_Task details_:
Reproduce the records below in full and word for word, excluding pictures.

_Extracted material_:

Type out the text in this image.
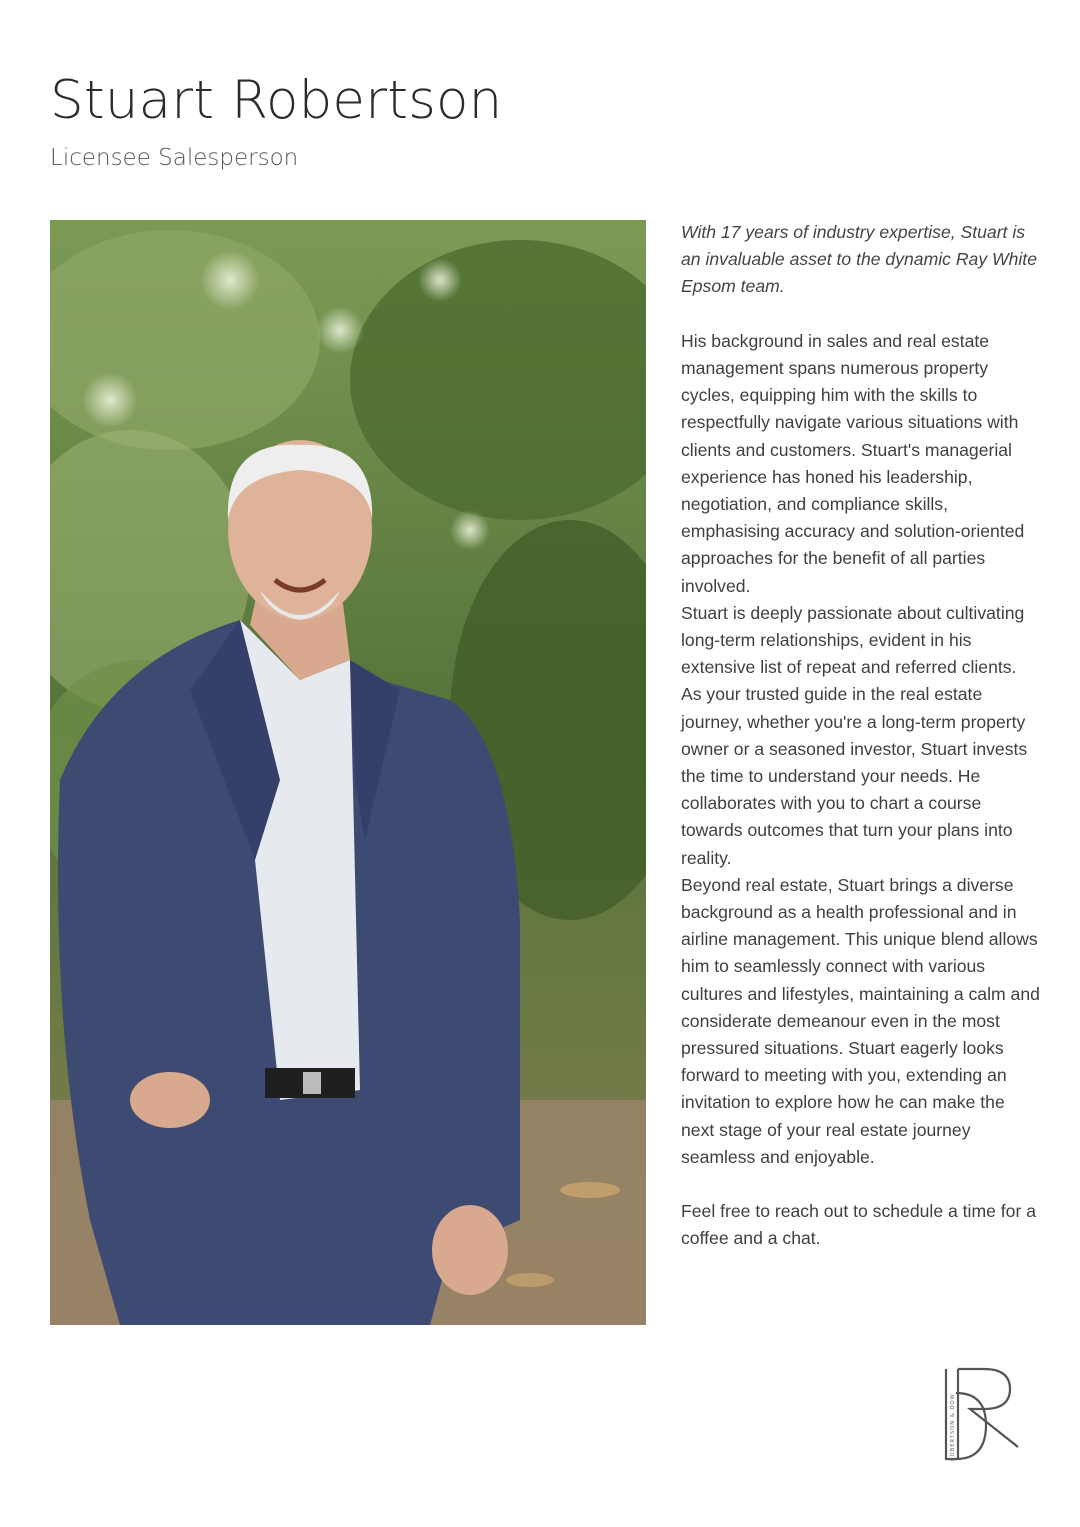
Stuart Robertson

Licensee Salesperson

With 17 years of industry expertise, Stuart is an invaluable asset to the dynamic Ray White Epsom team.

His background in sales and real estate management spans numerous property cycles, equipping him with the skills to respectfully navigate various situations with clients and customers. Stuart's managerial experience has honed his leadership, negotiation, and compliance skills, emphasising accuracy and solution-oriented approaches for the benefit of all parties involved.

Stuart is deeply passionate about cultivating long-term relationships, evident in his extensive list of repeat and referred clients.

As your trusted guide in the real estate journey, whether you're a long-term property owner or a seasoned investor, Stuart invests the time to understand your needs. He collaborates with you to chart a course towards outcomes that turn your plans into reality.

Beyond real estate, Stuart brings a diverse background as a health professional and in airline management. This unique blend allows him to seamlessly connect with various cultures and lifestyles, maintaining a calm and considerate demeanour even in the most pressured situations. Stuart eagerly looks forward to meeting with you, extending an invitation to explore how he can make the next stage of your real estate journey seamless and enjoyable.

Feel free to reach out to schedule a time for a coffee and a chat.

ROBERTSON & DOW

_Solved exercise_:
Type out the text in this image.
Stuart Robertson

Licensee Salesperson

With 17 years of industry expertise, Stuart is an invaluable asset to the dynamic Ray White Epsom team.

His background in sales and real estate management spans numerous property cycles, equipping him with the skills to respectfully navigate various situations with clients and customers. Stuart's managerial experience has honed his leadership, negotiation, and compliance skills, emphasising accuracy and solution-oriented approaches for the benefit of all parties involved.

Stuart is deeply passionate about cultivating long-term relationships, evident in his extensive list of repeat and referred clients.

As your trusted guide in the real estate journey, whether you're a long-term property owner or a seasoned investor, Stuart invests the time to understand your needs. He collaborates with you to chart a course towards outcomes that turn your plans into reality.

Beyond real estate, Stuart brings a diverse background as a health professional and in airline management. This unique blend allows him to seamlessly connect with various cultures and lifestyles, maintaining a calm and considerate demeanour even in the most pressured situations. Stuart eagerly looks forward to meeting with you, extending an invitation to explore how he can make the next stage of your real estate journey seamless and enjoyable.

Feel free to reach out to schedule a time for a coffee and a chat.

ROBERTSON & DOW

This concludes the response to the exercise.